__Task details__.
Report only the number of lines in the listing that contain the string "layers", treating uppercase and lowercase letters as different.

__Entries shown__.

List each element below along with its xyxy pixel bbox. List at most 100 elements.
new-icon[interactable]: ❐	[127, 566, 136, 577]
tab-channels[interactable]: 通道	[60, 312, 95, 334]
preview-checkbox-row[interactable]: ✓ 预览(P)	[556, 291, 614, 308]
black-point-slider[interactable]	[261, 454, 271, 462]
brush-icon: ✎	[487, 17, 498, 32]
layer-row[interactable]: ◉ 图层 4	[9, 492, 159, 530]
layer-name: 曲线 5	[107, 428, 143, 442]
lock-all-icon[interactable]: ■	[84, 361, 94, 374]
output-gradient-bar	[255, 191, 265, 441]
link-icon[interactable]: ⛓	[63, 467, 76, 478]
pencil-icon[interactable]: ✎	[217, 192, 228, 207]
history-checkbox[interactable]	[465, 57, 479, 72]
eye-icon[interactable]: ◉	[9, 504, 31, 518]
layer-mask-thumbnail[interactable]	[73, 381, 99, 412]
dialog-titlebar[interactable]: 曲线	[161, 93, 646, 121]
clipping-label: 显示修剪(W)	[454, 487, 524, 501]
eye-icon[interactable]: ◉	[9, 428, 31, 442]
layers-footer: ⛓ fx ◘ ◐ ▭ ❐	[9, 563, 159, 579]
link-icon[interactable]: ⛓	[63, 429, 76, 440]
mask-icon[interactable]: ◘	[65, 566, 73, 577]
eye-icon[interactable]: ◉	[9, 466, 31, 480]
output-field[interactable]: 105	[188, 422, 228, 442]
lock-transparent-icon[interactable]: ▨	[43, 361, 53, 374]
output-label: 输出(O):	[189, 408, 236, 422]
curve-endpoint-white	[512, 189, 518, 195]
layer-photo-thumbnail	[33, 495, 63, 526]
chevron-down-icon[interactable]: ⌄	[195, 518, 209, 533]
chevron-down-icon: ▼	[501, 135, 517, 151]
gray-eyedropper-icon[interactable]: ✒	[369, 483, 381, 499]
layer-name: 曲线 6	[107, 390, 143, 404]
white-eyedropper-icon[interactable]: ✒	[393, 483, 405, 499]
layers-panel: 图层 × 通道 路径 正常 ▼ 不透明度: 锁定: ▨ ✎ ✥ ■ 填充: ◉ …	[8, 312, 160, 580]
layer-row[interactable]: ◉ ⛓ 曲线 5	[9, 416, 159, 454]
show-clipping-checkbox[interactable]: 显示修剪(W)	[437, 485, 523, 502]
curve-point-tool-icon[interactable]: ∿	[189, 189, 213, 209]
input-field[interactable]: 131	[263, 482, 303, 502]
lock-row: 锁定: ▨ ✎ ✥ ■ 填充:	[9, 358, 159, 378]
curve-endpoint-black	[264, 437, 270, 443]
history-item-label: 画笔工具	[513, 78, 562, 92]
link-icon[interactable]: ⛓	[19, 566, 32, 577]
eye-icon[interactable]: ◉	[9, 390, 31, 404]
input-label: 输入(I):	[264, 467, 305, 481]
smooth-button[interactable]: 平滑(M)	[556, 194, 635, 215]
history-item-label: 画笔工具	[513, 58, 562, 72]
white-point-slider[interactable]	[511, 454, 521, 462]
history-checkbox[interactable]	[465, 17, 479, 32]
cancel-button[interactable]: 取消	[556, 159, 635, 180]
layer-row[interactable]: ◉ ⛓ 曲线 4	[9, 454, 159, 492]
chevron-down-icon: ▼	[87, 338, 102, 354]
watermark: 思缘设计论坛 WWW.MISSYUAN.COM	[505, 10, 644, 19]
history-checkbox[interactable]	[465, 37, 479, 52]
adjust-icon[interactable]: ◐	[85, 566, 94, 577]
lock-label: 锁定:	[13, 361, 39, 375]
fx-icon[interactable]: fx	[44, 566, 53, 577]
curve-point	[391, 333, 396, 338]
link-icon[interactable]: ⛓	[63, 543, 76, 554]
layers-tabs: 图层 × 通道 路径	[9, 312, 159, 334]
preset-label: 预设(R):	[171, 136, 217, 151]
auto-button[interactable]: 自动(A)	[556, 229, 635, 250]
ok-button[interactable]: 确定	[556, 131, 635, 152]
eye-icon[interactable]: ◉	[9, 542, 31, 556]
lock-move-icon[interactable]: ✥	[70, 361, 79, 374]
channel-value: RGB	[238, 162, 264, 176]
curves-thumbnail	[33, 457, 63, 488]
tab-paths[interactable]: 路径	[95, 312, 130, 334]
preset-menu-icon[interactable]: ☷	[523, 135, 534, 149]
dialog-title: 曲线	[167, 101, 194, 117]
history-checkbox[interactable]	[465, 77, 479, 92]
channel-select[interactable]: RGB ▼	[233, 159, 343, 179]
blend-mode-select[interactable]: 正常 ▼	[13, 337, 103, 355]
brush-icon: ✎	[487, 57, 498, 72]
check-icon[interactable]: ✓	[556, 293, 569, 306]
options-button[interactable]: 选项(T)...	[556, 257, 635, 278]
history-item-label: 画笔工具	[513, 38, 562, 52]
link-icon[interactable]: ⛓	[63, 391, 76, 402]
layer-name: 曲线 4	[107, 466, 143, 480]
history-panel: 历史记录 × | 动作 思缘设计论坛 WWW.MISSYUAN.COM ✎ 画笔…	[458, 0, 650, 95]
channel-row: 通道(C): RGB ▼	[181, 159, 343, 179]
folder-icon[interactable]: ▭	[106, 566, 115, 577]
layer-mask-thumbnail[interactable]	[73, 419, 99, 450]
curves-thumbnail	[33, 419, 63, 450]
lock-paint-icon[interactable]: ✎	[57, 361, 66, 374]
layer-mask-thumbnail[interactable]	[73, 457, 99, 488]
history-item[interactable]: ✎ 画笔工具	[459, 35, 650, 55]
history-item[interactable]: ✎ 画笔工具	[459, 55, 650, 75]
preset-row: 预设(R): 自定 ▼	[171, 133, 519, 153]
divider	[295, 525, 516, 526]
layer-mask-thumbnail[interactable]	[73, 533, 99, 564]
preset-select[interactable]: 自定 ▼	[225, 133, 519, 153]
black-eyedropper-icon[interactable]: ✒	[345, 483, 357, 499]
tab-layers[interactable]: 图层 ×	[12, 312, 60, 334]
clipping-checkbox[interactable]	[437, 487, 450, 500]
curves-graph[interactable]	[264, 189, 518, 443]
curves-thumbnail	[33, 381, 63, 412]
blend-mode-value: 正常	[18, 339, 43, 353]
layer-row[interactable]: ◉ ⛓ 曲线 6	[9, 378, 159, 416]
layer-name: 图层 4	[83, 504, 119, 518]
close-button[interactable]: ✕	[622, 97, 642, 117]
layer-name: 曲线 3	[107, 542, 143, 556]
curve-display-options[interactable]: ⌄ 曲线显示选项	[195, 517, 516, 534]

__Problem solution__.
4